Required task :: Count every line below in which "Puerto" occurs, then give only the count.

######

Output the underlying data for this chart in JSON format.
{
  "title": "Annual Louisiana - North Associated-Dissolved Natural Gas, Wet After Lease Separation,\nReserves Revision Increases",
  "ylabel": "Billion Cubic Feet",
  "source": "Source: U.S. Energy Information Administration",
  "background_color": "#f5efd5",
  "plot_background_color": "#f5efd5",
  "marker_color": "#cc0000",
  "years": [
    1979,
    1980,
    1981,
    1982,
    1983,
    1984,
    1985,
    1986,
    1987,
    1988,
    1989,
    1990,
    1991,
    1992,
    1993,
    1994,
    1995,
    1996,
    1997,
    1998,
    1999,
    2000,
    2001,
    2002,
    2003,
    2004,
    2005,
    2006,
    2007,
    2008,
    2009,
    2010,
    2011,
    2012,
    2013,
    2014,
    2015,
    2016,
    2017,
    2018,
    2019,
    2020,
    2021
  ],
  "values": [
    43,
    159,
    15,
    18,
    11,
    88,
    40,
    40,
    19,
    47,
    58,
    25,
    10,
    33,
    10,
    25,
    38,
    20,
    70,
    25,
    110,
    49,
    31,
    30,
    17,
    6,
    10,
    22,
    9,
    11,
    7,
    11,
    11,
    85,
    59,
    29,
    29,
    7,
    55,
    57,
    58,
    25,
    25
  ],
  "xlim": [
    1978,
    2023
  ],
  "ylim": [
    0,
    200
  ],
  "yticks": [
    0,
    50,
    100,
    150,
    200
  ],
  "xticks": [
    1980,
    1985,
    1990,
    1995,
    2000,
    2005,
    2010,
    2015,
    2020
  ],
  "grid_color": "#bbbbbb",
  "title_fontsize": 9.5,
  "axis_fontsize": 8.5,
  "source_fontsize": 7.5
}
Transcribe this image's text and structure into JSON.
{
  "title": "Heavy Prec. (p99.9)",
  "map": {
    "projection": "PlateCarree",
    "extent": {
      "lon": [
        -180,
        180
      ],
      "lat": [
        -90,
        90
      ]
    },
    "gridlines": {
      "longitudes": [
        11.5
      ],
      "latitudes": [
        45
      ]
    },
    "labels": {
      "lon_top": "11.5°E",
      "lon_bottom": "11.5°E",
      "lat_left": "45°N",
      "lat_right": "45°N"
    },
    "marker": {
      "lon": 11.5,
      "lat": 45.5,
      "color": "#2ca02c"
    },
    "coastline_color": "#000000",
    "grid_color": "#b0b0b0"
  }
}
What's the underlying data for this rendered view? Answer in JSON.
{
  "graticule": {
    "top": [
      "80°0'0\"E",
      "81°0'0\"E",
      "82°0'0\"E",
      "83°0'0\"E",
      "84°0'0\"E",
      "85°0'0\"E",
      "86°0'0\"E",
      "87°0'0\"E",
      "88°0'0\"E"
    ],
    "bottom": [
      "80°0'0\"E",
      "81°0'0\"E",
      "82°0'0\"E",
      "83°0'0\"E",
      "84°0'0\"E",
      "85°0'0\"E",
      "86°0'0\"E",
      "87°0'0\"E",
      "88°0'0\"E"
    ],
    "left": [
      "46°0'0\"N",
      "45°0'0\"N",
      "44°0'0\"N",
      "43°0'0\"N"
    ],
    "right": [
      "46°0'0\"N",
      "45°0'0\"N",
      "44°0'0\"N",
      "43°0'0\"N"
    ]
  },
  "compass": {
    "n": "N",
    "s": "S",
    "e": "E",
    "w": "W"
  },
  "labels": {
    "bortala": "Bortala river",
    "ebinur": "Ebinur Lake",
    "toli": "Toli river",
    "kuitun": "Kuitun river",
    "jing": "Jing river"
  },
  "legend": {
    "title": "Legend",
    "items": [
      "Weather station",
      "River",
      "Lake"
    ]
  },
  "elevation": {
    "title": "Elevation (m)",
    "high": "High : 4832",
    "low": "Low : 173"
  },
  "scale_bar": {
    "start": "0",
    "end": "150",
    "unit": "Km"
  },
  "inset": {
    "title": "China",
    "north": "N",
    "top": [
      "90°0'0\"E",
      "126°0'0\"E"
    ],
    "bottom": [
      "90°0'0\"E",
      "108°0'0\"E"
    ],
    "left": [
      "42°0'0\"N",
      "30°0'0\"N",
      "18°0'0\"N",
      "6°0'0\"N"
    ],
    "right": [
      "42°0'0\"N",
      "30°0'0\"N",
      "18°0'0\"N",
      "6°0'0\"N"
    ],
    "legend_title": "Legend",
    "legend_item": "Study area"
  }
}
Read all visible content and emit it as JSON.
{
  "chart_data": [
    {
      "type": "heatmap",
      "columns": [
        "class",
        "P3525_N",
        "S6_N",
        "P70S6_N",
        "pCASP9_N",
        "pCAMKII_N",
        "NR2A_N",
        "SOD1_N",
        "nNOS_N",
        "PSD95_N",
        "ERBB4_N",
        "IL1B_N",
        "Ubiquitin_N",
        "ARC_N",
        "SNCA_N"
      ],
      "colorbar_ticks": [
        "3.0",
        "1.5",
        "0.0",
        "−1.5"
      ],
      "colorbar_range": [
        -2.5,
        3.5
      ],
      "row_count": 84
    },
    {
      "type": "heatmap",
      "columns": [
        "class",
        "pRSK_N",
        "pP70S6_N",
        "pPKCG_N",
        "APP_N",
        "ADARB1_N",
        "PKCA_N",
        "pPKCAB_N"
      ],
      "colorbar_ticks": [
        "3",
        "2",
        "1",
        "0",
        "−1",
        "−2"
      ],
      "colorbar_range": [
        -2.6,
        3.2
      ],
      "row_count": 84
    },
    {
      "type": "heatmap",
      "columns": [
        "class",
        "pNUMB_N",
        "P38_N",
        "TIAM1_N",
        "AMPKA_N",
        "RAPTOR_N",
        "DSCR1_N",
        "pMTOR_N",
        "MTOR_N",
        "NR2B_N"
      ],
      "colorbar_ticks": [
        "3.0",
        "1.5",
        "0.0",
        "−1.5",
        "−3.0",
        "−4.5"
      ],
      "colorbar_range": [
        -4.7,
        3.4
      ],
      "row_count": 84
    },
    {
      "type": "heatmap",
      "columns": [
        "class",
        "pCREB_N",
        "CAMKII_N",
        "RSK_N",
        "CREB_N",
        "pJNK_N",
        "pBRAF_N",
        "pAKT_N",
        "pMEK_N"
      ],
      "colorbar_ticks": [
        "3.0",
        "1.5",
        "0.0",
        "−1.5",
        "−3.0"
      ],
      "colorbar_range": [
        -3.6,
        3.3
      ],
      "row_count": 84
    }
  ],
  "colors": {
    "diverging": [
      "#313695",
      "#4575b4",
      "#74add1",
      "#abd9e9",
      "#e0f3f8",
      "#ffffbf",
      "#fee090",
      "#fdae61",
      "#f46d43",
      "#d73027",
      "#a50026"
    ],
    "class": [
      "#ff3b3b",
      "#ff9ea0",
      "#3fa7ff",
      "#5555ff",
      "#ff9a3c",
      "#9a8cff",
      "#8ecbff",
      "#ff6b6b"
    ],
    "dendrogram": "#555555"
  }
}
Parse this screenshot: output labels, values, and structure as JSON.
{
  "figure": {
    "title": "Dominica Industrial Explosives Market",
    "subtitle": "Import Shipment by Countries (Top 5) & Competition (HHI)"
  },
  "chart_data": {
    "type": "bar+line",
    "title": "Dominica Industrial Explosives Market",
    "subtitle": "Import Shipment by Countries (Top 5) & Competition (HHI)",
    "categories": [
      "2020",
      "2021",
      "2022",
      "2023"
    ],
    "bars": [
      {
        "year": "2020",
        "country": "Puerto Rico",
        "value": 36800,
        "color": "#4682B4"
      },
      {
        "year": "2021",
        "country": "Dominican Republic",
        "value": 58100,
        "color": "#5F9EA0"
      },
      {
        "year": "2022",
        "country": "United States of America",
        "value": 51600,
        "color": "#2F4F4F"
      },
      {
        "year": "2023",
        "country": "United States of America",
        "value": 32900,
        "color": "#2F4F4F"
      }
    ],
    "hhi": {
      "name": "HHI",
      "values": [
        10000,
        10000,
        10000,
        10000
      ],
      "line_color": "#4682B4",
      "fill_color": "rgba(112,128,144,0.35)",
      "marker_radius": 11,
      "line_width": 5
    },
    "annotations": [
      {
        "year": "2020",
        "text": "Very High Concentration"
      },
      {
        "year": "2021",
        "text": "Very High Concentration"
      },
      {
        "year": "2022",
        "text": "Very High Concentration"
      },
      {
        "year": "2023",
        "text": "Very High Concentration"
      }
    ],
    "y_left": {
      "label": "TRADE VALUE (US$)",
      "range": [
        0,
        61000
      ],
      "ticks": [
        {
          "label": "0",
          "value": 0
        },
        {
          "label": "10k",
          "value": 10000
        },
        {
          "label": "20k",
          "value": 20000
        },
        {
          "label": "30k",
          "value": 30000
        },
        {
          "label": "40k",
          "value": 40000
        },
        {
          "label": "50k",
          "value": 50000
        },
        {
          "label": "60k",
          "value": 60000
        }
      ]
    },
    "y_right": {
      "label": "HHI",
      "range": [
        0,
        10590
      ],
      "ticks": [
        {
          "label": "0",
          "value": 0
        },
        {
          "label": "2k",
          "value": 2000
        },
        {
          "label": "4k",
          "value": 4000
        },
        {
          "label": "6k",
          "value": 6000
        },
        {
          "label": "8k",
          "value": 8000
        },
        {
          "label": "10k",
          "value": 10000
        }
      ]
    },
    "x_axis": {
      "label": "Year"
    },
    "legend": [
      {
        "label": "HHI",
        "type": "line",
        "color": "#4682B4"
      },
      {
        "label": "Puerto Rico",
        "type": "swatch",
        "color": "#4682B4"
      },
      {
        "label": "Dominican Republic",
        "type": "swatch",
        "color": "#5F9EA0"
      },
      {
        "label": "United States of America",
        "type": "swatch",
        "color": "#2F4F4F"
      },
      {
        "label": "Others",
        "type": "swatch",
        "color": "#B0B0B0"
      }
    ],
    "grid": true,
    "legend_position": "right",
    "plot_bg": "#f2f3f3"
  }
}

######

Task output :: 2